— What is needed —
Give back every line exactly as it appears, pictures excluded.
**** Task inputs ****
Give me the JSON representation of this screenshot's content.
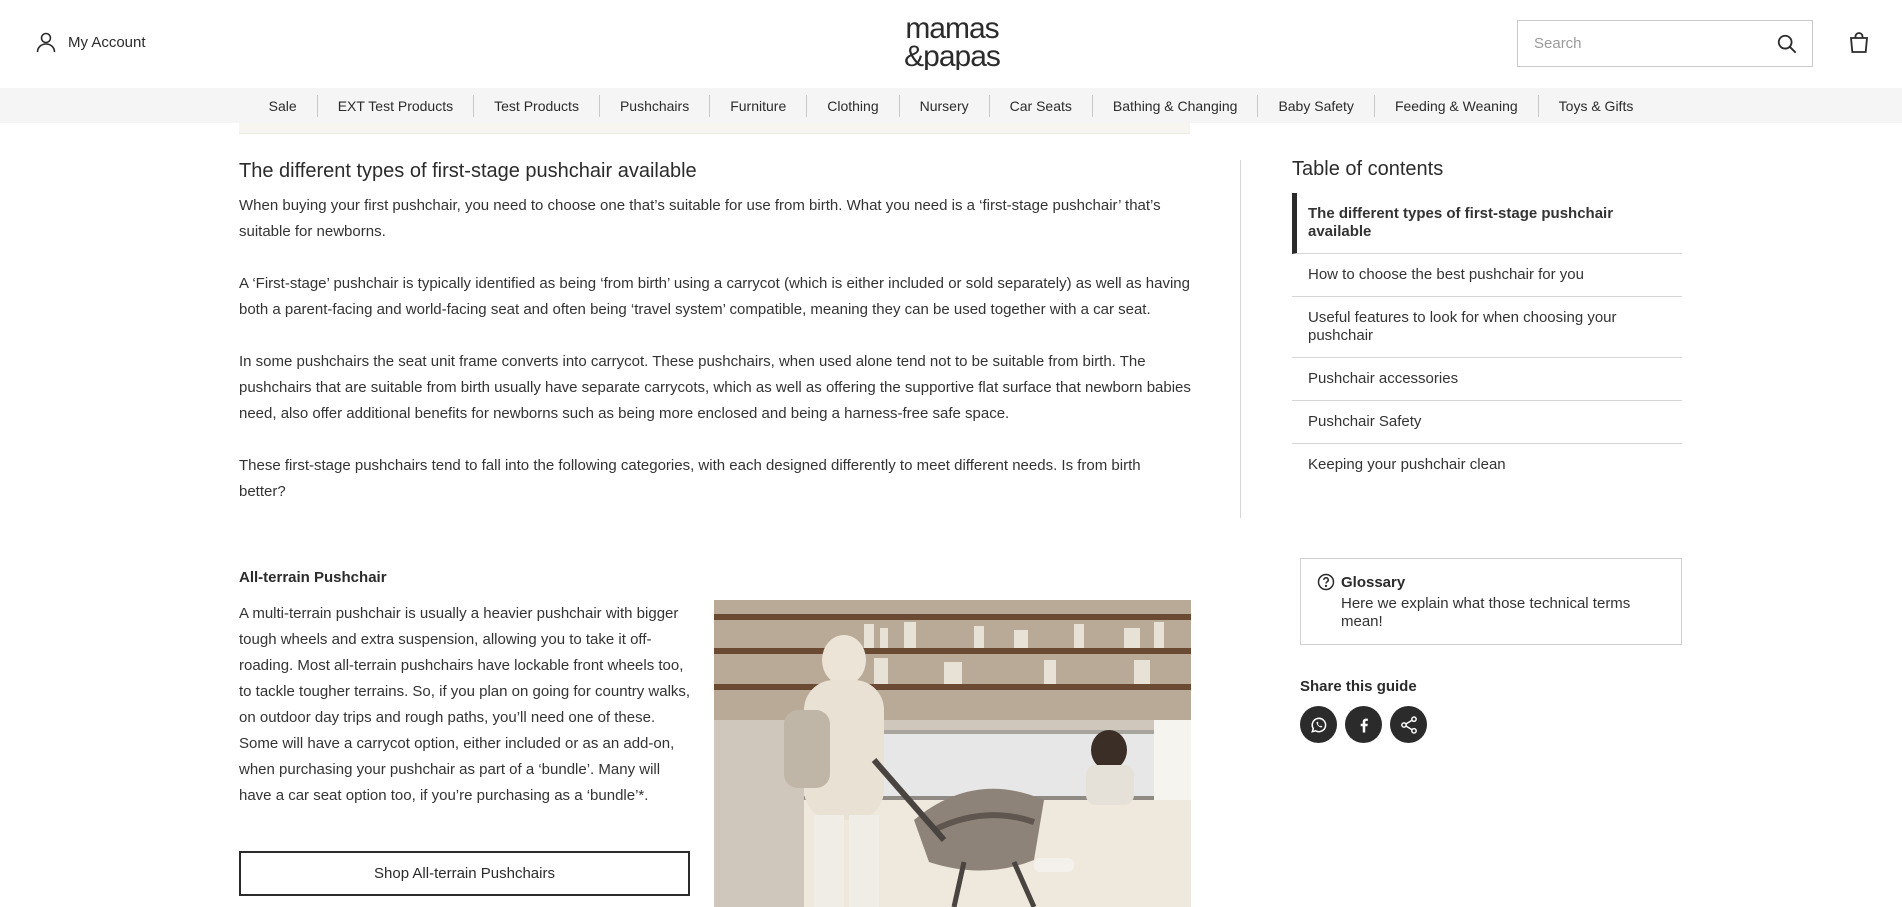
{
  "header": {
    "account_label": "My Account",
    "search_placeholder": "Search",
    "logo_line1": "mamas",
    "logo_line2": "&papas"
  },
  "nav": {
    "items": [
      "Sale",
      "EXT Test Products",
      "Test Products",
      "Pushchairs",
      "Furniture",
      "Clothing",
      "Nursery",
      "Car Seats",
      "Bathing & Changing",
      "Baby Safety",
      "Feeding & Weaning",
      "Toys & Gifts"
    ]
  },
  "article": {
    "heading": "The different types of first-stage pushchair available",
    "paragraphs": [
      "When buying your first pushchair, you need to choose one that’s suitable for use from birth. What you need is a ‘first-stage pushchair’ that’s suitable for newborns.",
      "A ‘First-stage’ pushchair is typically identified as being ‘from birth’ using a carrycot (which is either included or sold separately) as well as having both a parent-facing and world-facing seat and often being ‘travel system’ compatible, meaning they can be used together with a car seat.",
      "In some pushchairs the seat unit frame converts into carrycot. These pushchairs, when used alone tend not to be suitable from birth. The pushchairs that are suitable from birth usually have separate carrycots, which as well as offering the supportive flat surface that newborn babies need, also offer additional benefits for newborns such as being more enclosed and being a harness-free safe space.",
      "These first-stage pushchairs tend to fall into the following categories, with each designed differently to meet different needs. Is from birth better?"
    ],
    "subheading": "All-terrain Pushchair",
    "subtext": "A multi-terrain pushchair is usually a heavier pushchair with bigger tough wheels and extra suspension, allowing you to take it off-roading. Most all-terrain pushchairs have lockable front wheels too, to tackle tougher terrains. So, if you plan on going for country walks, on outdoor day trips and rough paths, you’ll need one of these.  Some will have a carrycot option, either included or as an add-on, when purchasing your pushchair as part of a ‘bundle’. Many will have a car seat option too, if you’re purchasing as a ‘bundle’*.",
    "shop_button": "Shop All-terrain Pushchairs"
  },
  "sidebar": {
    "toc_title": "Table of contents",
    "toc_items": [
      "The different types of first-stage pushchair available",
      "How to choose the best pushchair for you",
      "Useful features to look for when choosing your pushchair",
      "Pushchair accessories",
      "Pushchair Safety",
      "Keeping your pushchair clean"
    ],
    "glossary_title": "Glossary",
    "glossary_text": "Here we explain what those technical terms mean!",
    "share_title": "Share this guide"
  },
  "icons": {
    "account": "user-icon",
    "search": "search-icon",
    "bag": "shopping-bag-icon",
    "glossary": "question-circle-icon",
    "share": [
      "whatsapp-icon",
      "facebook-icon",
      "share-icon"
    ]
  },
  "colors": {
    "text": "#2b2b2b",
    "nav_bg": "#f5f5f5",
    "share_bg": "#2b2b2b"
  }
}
****
— Exercise result —
Give me the JSON representation of this screenshot's content.
{
  "header": {
    "account_label": "My Account",
    "search_placeholder": "Search",
    "logo_line1": "mamas",
    "logo_line2": "&papas"
  },
  "nav": {
    "items": [
      "Sale",
      "EXT Test Products",
      "Test Products",
      "Pushchairs",
      "Furniture",
      "Clothing",
      "Nursery",
      "Car Seats",
      "Bathing & Changing",
      "Baby Safety",
      "Feeding & Weaning",
      "Toys & Gifts"
    ]
  },
  "article": {
    "heading": "The different types of first-stage pushchair available",
    "paragraphs": [
      "When buying your first pushchair, you need to choose one that’s suitable for use from birth. What you need is a ‘first-stage pushchair’ that’s suitable for newborns.",
      "A ‘First-stage’ pushchair is typically identified as being ‘from birth’ using a carrycot (which is either included or sold separately) as well as having both a parent-facing and world-facing seat and often being ‘travel system’ compatible, meaning they can be used together with a car seat.",
      "In some pushchairs the seat unit frame converts into carrycot. These pushchairs, when used alone tend not to be suitable from birth. The pushchairs that are suitable from birth usually have separate carrycots, which as well as offering the supportive flat surface that newborn babies need, also offer additional benefits for newborns such as being more enclosed and being a harness-free safe space.",
      "These first-stage pushchairs tend to fall into the following categories, with each designed differently to meet different needs. Is from birth better?"
    ],
    "subheading": "All-terrain Pushchair",
    "subtext": "A multi-terrain pushchair is usually a heavier pushchair with bigger tough wheels and extra suspension, allowing you to take it off-roading. Most all-terrain pushchairs have lockable front wheels too, to tackle tougher terrains. So, if you plan on going for country walks, on outdoor day trips and rough paths, you’ll need one of these.  Some will have a carrycot option, either included or as an add-on, when purchasing your pushchair as part of a ‘bundle’. Many will have a car seat option too, if you’re purchasing as a ‘bundle’*.",
    "shop_button": "Shop All-terrain Pushchairs"
  },
  "sidebar": {
    "toc_title": "Table of contents",
    "toc_items": [
      "The different types of first-stage pushchair available",
      "How to choose the best pushchair for you",
      "Useful features to look for when choosing your pushchair",
      "Pushchair accessories",
      "Pushchair Safety",
      "Keeping your pushchair clean"
    ],
    "glossary_title": "Glossary",
    "glossary_text": "Here we explain what those technical terms mean!",
    "share_title": "Share this guide"
  },
  "icons": {
    "account": "user-icon",
    "search": "search-icon",
    "bag": "shopping-bag-icon",
    "glossary": "question-circle-icon",
    "share": [
      "whatsapp-icon",
      "facebook-icon",
      "share-icon"
    ]
  },
  "colors": {
    "text": "#2b2b2b",
    "nav_bg": "#f5f5f5",
    "share_bg": "#2b2b2b"
  }
}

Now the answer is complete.